WHAT IS REQUIRED: In the entries below, count every line with the word "ylabel". Return only the count.

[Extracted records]
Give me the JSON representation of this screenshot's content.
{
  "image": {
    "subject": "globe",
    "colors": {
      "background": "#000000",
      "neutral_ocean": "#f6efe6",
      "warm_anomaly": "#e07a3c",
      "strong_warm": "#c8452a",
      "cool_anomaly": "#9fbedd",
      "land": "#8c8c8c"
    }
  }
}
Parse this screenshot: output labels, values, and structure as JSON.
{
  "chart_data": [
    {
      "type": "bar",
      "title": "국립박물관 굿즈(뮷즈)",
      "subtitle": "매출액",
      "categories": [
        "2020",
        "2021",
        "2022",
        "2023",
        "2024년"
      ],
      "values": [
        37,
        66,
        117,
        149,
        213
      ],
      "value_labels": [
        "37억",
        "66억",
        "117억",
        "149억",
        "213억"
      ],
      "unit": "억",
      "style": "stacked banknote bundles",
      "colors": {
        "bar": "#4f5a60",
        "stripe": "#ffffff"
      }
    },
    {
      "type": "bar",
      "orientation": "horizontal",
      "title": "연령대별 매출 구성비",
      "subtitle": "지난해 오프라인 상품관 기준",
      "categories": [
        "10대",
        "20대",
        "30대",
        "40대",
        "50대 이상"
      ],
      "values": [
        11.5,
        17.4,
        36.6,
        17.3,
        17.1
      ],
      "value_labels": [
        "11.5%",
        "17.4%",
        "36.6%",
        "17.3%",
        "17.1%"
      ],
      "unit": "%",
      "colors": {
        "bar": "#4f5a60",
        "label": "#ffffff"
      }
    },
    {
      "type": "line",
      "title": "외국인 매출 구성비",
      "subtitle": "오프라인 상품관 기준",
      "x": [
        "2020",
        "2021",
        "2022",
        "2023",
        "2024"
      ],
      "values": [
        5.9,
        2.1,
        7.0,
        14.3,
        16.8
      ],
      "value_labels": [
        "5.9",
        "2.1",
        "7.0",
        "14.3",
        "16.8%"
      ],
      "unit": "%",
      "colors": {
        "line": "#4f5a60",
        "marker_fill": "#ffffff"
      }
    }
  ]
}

...

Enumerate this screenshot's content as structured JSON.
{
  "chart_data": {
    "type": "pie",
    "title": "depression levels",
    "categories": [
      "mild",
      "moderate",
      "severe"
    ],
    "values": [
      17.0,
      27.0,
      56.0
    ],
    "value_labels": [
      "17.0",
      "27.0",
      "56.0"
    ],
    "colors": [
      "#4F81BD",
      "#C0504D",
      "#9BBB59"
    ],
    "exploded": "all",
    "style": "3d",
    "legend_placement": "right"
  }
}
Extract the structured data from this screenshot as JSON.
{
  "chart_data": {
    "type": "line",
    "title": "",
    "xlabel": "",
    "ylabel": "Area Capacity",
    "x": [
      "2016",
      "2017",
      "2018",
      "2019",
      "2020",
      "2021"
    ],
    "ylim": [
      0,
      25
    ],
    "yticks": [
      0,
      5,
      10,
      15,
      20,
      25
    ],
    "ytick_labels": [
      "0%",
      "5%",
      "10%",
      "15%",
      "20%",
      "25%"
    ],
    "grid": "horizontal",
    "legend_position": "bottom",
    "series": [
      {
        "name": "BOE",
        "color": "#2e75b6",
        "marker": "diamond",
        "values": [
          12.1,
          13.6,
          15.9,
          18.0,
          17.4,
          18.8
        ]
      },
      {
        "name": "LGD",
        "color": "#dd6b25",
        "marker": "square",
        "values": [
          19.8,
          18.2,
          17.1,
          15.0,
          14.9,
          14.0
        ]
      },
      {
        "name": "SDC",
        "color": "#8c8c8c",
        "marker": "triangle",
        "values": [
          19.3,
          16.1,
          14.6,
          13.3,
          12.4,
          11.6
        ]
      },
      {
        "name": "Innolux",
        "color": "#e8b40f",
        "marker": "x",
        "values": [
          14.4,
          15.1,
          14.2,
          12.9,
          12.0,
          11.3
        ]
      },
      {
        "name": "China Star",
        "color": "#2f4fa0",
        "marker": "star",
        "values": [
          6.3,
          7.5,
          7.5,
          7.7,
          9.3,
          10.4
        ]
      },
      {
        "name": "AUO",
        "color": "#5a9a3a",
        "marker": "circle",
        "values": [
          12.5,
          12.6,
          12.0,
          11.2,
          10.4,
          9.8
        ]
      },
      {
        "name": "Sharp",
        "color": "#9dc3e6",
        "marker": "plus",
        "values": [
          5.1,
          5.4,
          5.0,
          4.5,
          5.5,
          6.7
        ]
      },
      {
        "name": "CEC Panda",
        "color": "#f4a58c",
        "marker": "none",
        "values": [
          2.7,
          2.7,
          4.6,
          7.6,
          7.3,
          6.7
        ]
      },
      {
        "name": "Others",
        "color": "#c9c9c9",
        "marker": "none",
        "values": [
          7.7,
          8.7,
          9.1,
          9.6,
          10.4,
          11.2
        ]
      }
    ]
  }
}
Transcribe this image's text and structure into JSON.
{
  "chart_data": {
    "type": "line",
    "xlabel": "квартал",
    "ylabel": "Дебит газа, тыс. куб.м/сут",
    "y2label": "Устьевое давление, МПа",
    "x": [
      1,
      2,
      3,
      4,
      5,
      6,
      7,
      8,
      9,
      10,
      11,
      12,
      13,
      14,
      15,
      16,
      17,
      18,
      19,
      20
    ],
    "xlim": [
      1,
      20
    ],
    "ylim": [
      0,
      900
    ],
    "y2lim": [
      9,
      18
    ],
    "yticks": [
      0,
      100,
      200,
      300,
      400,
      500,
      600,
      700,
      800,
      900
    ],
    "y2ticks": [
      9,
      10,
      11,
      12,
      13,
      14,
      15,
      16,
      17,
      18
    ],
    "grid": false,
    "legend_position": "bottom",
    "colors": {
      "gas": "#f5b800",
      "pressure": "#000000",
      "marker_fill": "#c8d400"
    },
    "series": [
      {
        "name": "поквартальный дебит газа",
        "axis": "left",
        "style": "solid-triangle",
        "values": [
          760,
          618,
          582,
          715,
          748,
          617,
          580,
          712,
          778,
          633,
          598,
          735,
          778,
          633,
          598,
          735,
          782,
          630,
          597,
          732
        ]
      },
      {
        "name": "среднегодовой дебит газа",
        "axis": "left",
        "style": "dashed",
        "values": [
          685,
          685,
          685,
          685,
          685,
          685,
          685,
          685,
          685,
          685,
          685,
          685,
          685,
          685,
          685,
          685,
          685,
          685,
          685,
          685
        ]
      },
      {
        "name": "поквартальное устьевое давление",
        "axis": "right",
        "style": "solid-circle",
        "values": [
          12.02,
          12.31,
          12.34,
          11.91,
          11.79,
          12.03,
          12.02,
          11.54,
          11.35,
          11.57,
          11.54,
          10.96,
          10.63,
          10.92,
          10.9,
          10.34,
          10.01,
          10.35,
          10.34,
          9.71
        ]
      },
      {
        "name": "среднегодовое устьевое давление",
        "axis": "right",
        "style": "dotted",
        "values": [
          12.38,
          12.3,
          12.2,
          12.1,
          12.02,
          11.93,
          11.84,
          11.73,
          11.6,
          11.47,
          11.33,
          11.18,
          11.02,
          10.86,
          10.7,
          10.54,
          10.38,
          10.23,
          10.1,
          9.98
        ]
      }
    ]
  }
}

OUTPUT OF THE EXERCISE: 2